### What the exercise asks
In the records below, count every line containing "Male". Reply with the number only.

### Input material

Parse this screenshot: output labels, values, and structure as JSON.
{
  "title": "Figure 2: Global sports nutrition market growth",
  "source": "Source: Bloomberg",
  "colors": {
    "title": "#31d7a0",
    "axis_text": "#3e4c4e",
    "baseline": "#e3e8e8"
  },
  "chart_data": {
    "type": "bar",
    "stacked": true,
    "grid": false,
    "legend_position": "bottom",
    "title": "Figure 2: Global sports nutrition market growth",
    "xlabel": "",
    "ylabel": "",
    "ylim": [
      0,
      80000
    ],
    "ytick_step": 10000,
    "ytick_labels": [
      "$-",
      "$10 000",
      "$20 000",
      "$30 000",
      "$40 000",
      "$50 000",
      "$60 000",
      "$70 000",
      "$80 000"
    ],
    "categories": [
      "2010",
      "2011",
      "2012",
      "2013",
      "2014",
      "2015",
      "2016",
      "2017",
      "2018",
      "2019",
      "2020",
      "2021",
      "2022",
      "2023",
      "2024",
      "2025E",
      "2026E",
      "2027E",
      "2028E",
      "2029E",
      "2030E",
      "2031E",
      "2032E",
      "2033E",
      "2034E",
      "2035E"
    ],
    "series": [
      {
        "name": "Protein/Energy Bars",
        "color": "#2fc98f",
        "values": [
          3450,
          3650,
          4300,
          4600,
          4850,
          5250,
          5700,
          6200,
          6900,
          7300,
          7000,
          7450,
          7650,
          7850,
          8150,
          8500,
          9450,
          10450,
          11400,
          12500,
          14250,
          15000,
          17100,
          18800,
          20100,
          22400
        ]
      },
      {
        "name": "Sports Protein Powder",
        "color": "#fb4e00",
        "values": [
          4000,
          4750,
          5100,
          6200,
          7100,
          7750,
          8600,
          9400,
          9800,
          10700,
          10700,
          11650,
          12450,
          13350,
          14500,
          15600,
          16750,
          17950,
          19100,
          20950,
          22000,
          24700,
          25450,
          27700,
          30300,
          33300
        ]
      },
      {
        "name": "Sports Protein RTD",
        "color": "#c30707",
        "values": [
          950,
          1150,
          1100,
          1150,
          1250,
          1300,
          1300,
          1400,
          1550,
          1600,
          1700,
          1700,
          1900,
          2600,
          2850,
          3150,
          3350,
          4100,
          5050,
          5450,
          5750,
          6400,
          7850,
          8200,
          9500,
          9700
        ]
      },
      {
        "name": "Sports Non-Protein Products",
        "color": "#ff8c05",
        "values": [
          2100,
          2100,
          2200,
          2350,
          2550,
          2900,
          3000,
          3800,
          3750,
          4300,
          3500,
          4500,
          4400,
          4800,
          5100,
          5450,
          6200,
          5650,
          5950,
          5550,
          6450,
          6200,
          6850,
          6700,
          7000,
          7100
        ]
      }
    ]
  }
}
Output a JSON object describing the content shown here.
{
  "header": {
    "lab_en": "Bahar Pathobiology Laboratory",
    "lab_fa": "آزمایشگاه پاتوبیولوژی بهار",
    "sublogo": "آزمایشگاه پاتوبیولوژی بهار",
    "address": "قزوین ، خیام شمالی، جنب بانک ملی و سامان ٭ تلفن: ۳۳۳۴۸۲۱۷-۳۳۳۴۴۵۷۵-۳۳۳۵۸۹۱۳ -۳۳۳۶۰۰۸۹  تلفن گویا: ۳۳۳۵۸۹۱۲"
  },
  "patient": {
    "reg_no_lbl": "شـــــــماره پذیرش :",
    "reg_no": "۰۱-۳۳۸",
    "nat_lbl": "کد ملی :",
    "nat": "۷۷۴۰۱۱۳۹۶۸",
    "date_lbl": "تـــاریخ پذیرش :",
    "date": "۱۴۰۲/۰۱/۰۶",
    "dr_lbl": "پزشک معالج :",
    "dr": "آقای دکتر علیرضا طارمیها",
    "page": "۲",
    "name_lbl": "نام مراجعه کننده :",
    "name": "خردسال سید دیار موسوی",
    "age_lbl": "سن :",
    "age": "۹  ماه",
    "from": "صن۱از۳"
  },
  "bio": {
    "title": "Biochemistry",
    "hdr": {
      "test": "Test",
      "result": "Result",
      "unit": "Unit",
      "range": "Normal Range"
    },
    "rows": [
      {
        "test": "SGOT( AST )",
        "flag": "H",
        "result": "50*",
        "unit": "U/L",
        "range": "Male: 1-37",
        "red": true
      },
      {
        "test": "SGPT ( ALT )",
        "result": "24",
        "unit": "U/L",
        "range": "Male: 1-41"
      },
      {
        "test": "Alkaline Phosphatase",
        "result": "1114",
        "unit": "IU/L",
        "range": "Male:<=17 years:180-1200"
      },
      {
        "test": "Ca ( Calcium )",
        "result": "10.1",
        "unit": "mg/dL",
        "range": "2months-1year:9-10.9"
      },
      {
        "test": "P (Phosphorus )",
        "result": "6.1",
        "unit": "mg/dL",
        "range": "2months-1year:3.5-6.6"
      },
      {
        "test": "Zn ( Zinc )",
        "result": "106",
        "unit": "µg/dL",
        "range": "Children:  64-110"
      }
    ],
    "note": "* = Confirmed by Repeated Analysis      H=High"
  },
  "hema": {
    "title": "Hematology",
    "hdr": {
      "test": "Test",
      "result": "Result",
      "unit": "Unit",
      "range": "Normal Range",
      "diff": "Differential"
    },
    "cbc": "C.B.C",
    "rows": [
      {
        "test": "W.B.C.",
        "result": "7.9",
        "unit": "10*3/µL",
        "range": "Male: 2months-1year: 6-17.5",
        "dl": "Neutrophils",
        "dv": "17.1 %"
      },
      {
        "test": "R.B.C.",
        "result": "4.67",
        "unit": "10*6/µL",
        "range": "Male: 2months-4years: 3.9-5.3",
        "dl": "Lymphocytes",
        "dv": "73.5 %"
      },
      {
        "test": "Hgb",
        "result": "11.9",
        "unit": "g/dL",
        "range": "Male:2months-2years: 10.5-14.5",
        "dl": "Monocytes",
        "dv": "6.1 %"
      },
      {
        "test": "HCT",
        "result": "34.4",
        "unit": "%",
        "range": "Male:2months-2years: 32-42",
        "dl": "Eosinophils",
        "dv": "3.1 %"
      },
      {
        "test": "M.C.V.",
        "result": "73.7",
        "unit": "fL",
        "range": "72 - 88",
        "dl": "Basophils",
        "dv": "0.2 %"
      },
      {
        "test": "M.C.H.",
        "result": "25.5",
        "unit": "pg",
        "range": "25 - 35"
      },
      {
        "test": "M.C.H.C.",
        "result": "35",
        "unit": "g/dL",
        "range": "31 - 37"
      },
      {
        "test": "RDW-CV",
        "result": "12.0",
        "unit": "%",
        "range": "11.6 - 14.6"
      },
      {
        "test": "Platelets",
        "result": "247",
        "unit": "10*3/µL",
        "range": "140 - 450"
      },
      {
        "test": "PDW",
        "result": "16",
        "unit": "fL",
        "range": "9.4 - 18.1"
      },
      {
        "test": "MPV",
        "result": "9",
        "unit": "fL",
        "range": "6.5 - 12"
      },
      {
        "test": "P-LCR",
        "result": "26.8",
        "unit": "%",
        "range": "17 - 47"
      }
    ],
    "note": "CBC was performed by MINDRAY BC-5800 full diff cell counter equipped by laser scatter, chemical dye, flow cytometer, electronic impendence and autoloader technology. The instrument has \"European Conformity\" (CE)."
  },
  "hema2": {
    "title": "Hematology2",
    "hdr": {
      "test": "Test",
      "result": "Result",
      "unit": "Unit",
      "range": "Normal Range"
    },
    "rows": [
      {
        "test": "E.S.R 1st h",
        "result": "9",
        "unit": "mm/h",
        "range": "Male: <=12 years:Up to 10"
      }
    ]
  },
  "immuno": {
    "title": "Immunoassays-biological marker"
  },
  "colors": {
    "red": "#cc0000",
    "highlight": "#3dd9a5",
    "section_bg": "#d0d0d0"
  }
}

* * *

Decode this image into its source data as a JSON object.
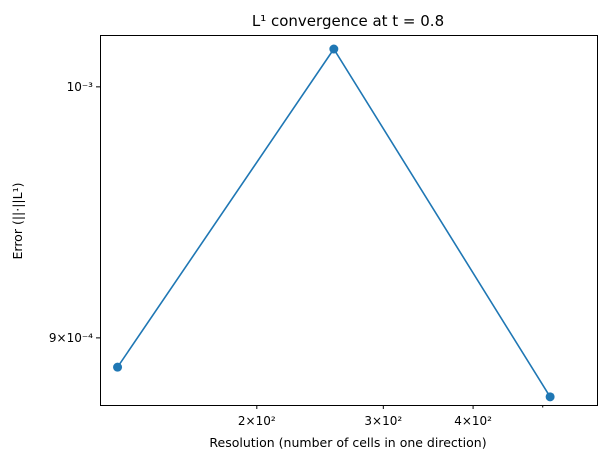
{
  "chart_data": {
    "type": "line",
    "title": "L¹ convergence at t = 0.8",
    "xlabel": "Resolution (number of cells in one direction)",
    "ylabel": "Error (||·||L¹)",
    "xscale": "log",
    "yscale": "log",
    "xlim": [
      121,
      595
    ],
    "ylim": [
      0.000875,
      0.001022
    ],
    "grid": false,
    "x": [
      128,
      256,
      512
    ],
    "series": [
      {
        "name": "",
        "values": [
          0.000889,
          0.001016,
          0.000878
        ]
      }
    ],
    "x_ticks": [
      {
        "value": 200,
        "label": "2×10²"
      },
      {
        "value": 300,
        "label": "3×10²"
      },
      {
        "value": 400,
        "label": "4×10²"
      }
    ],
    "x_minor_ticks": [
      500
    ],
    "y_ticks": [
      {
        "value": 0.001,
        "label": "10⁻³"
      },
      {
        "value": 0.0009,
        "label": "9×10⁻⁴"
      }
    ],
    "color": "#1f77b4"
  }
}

--

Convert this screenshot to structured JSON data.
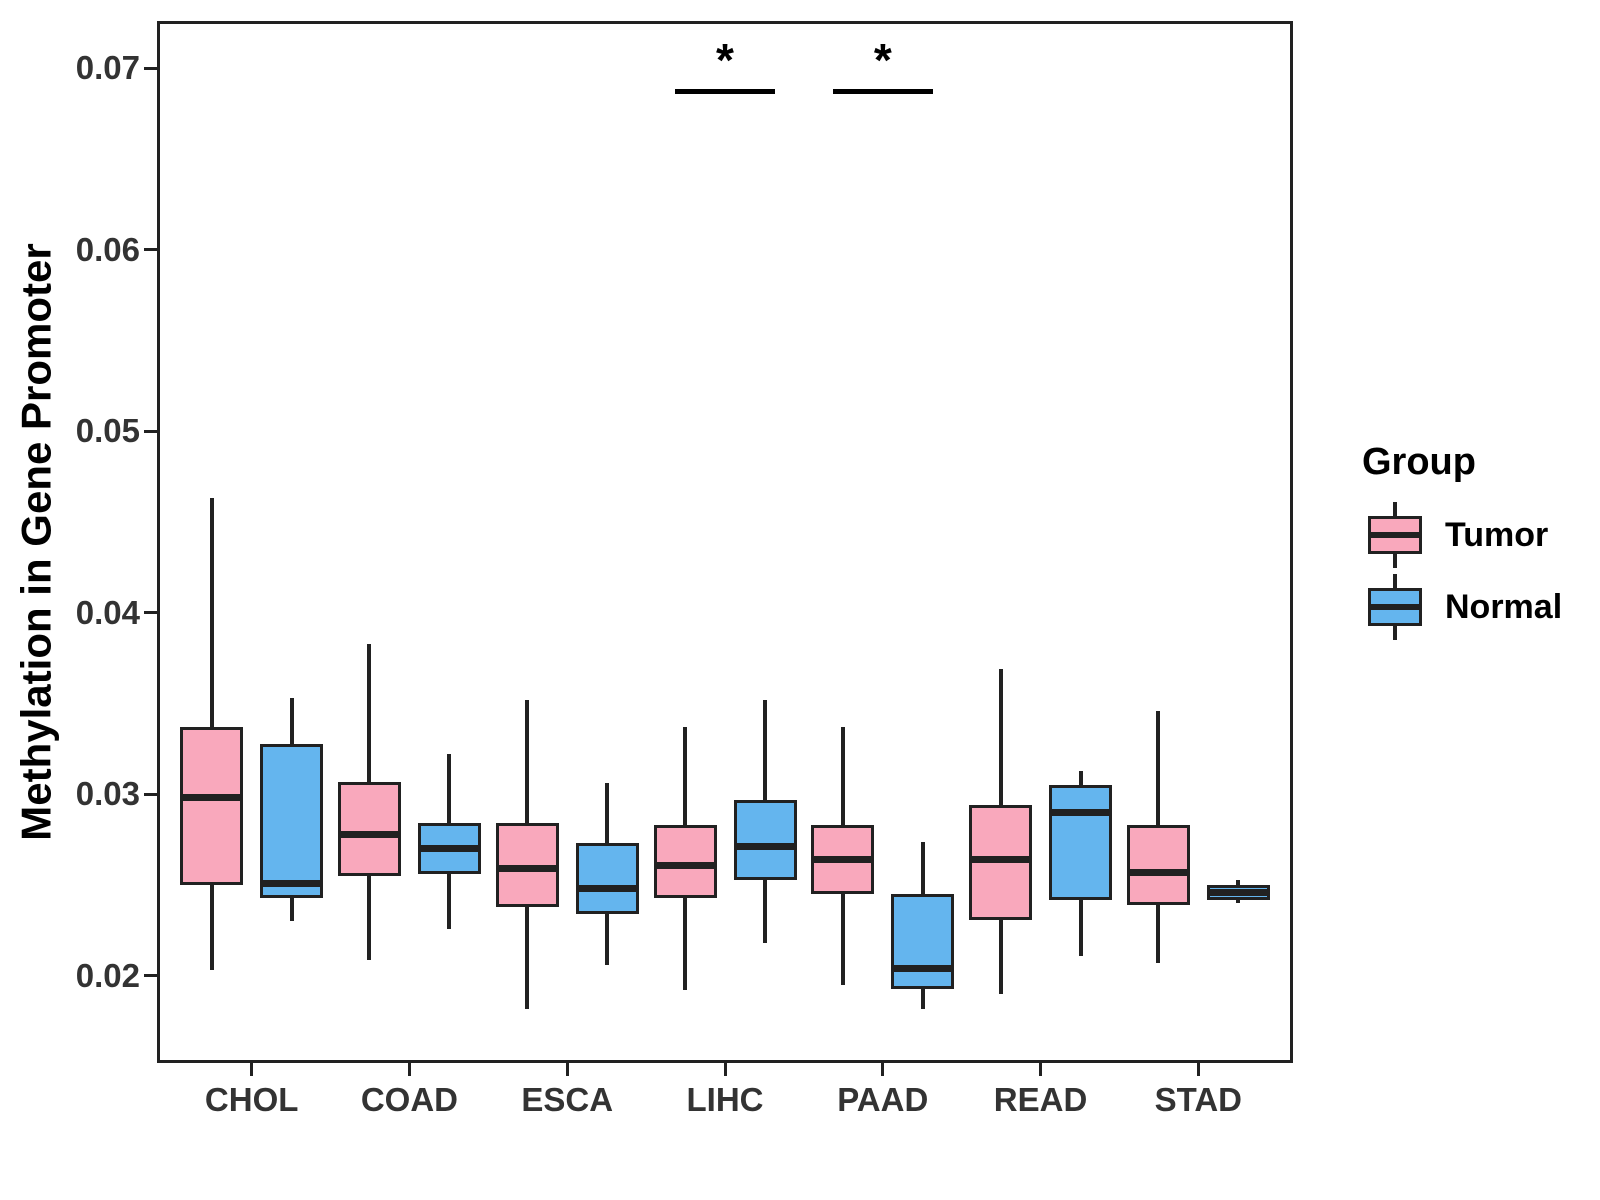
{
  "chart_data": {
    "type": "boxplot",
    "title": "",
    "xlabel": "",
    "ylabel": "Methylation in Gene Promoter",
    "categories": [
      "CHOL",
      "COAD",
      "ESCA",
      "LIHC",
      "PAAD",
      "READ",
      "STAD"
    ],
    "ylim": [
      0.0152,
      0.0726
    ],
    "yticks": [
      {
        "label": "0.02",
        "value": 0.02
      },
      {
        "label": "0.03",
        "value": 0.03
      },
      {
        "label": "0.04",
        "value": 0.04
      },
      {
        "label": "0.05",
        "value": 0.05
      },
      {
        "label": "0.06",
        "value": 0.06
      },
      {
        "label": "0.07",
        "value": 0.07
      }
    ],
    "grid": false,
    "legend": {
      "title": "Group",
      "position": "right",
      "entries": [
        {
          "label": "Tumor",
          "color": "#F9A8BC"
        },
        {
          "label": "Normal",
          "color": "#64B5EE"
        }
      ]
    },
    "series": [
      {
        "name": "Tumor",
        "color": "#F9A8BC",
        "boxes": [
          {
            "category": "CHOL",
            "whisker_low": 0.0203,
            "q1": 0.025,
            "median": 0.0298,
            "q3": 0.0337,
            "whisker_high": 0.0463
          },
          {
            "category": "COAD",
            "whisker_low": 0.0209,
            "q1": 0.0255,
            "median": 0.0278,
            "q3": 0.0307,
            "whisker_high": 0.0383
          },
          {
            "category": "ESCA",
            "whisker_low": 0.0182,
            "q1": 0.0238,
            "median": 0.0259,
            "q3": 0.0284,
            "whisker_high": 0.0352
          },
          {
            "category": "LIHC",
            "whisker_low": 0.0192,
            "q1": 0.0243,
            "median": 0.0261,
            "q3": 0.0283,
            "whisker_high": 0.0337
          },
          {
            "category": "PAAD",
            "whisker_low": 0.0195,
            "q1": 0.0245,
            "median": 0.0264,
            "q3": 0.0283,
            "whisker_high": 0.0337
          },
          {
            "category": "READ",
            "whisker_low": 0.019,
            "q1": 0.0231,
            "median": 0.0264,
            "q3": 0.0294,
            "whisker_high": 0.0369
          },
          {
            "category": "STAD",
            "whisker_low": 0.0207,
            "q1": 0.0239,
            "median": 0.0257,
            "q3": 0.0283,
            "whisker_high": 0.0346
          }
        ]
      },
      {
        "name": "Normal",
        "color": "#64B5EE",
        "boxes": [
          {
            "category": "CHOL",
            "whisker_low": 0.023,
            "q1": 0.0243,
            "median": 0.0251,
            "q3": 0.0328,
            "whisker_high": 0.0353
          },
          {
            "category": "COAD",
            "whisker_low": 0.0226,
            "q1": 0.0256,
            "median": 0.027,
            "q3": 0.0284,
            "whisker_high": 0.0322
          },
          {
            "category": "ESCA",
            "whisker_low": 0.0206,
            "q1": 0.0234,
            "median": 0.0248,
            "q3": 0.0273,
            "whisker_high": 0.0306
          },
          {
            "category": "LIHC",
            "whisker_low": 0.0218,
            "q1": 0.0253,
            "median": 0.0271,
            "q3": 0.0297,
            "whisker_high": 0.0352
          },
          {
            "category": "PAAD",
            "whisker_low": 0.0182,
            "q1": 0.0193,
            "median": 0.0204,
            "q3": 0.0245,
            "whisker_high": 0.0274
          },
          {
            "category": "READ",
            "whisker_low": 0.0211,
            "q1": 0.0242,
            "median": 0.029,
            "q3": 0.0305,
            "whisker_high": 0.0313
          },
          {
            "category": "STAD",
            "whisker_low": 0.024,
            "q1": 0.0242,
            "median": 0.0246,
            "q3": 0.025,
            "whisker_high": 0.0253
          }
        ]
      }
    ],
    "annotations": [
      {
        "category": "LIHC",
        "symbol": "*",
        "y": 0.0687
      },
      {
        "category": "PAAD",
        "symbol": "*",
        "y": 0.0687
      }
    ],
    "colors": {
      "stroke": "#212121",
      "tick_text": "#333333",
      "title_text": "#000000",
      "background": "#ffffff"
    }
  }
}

### Solution to this problem
8